Exercise task - Hunt for the word "Search" across the entries below, copying each line that holds it.

Data for this task -
--- begin ---

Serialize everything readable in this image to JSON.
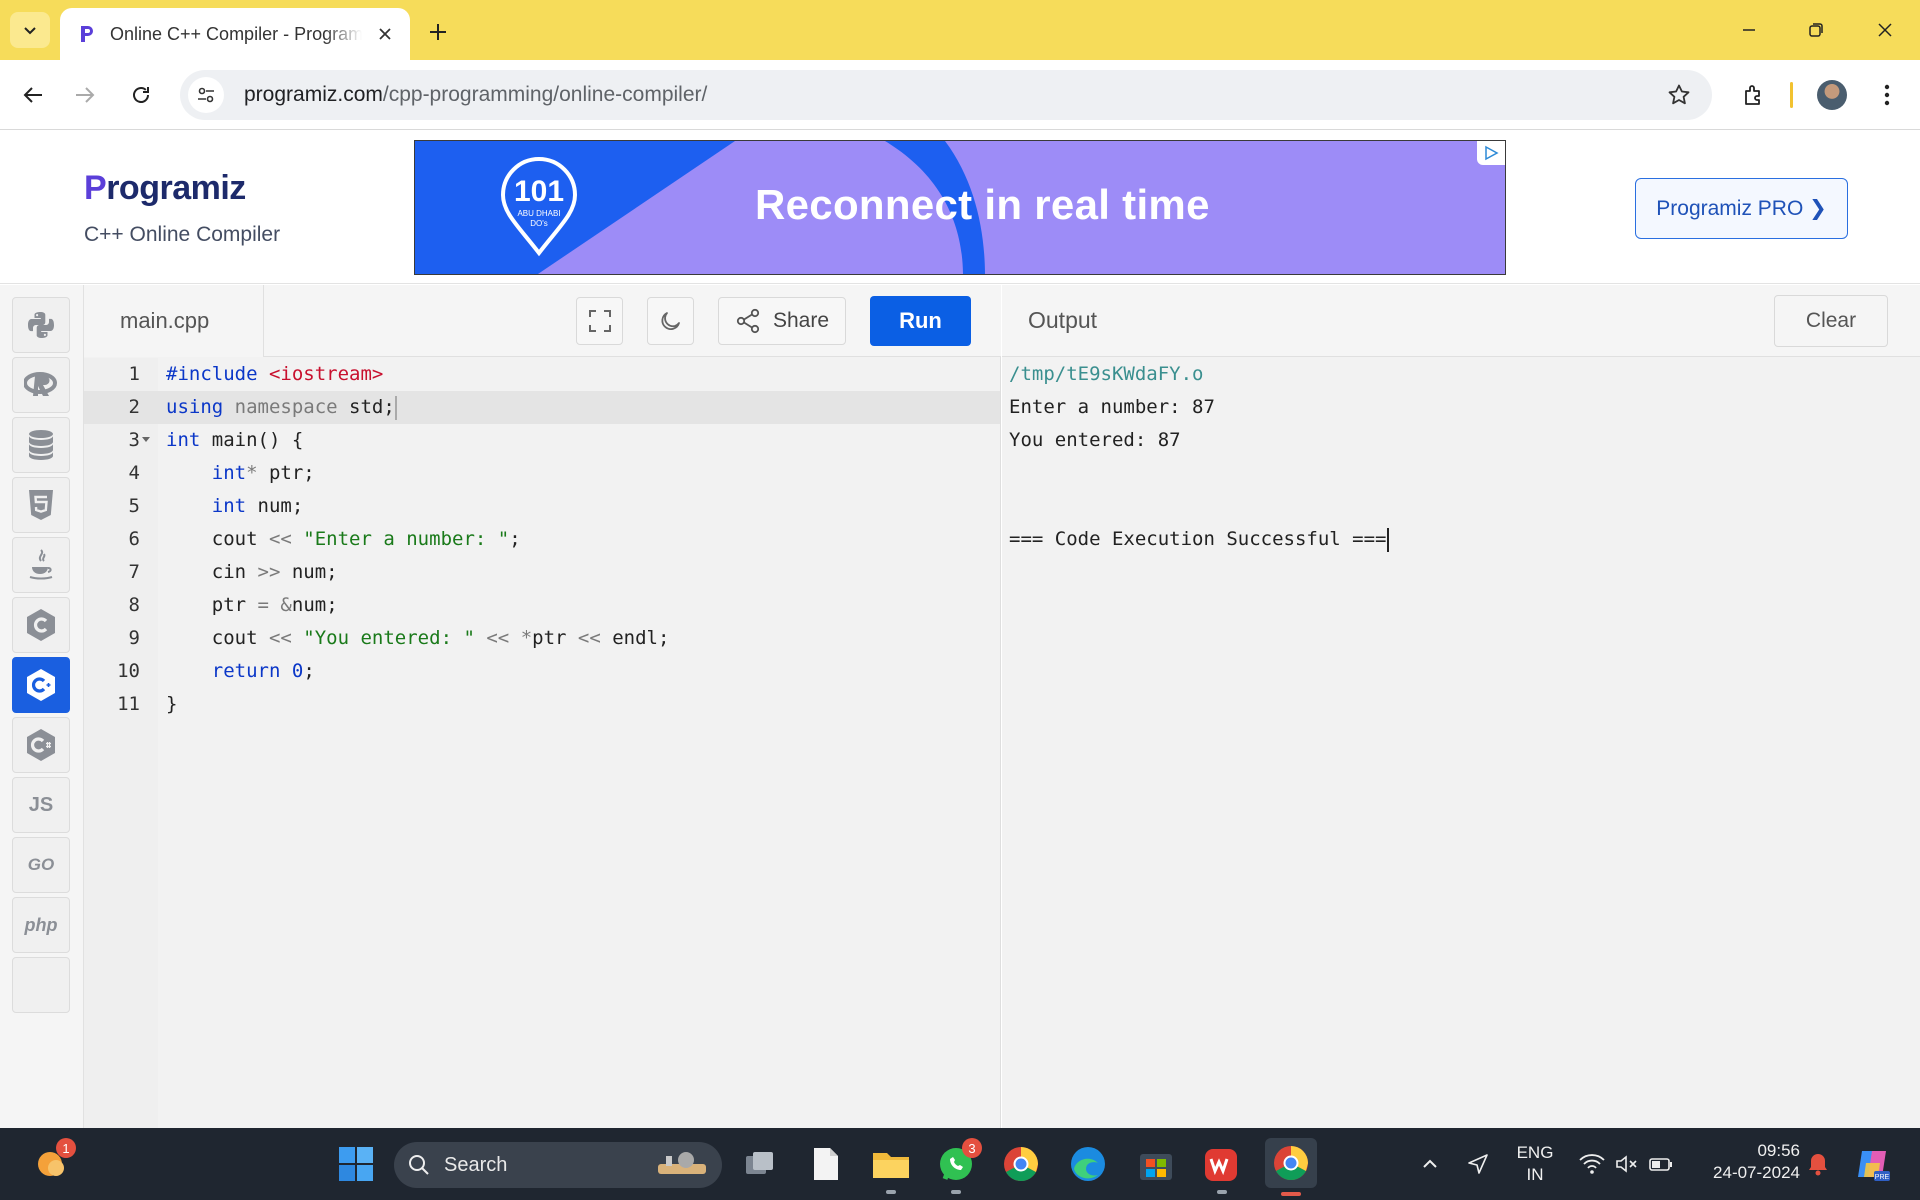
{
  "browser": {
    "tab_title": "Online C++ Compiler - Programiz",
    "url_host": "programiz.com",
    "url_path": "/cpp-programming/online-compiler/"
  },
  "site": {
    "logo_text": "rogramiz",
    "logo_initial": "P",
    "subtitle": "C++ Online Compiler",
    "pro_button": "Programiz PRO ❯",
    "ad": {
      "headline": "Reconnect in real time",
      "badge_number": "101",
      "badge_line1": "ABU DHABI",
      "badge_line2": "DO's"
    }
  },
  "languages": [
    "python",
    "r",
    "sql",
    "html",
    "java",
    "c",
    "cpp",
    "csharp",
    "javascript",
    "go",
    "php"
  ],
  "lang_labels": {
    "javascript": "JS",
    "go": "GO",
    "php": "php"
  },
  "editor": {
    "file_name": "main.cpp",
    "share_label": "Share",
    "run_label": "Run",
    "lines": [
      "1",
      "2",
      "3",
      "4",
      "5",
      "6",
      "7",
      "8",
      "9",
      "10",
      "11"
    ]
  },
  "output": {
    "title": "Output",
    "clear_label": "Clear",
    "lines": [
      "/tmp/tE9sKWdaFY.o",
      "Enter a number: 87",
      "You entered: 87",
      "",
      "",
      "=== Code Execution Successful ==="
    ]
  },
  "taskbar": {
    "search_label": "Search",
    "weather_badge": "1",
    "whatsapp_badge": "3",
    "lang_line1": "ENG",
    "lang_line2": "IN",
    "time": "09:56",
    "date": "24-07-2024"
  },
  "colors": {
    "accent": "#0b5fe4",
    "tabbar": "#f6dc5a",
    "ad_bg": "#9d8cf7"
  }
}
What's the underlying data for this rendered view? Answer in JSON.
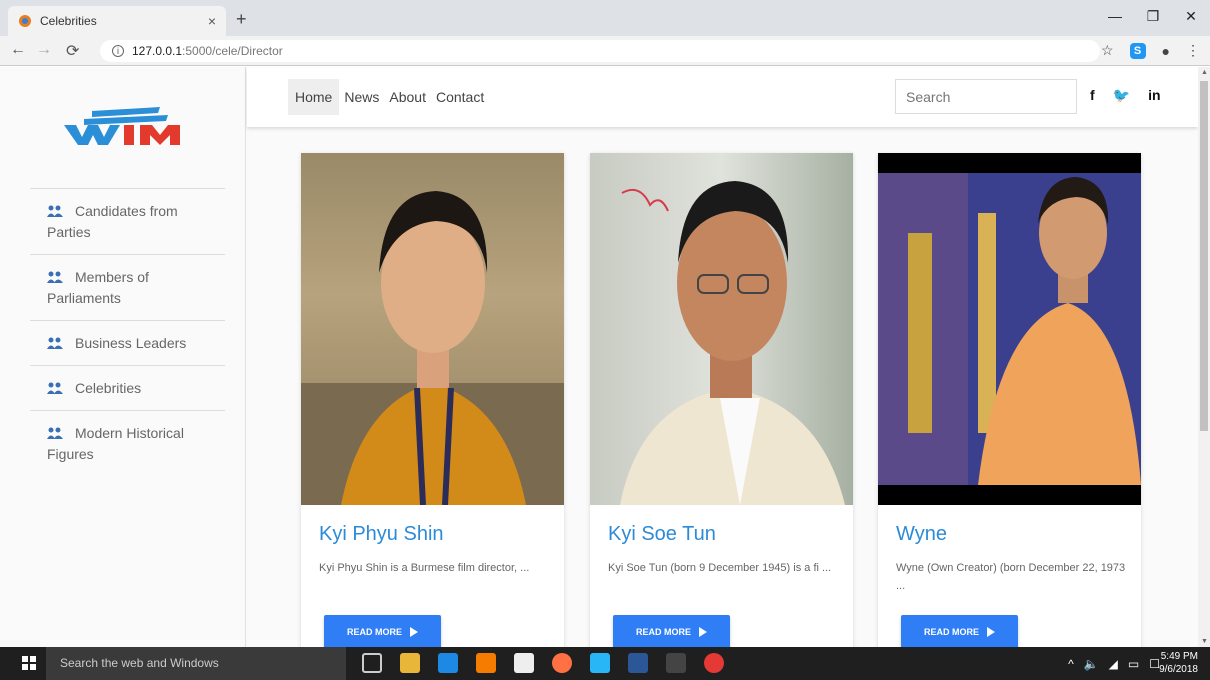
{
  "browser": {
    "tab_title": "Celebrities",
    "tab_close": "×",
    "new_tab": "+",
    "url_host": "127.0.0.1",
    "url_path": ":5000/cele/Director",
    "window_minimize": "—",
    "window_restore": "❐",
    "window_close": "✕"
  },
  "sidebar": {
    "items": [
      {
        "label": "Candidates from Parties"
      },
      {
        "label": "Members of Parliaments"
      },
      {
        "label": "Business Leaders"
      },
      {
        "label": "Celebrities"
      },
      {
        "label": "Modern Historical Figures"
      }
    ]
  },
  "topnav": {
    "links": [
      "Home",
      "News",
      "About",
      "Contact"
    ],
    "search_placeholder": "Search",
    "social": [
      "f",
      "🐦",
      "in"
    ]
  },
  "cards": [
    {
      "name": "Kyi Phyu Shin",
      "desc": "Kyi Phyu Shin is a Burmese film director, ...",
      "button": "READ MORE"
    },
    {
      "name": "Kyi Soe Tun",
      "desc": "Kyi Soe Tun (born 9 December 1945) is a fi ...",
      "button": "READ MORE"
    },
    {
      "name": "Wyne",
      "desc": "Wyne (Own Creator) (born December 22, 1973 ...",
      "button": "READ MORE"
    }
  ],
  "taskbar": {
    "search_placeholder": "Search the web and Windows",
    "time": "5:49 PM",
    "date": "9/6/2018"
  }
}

--- end ---

Correct response -
    "search_label": "Search",
    "search_placeholder": "Search",
    "search_placeholder": "Search the web and Windows",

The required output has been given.